Data section:
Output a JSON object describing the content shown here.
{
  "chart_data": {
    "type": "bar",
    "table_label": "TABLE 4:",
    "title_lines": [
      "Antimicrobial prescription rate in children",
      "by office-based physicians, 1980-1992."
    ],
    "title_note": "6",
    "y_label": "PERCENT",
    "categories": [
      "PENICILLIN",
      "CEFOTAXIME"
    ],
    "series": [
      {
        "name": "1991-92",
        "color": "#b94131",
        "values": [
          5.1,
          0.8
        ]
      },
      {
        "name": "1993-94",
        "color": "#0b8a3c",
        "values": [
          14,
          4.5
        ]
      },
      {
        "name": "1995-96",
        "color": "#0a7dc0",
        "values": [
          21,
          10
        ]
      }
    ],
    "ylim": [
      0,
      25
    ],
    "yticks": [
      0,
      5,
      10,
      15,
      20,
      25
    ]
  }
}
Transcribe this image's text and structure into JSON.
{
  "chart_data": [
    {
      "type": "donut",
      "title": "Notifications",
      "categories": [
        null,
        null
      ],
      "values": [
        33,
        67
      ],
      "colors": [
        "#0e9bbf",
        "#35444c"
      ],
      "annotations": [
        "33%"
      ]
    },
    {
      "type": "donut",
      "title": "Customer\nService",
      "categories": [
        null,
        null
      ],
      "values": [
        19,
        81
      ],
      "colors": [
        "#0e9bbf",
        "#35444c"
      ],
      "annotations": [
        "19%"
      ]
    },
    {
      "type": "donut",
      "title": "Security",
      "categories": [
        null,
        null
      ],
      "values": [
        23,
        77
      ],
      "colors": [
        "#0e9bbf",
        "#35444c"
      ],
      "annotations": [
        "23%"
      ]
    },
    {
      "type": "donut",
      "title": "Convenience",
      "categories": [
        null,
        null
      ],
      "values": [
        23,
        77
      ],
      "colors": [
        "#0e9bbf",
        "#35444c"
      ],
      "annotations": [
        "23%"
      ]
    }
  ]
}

Direction: Report each line of the material above where the word "JSON" appears.

Response to this exercise:
Output a JSON object describing the content shown here.
Transcribe this image's text and structure into JSON.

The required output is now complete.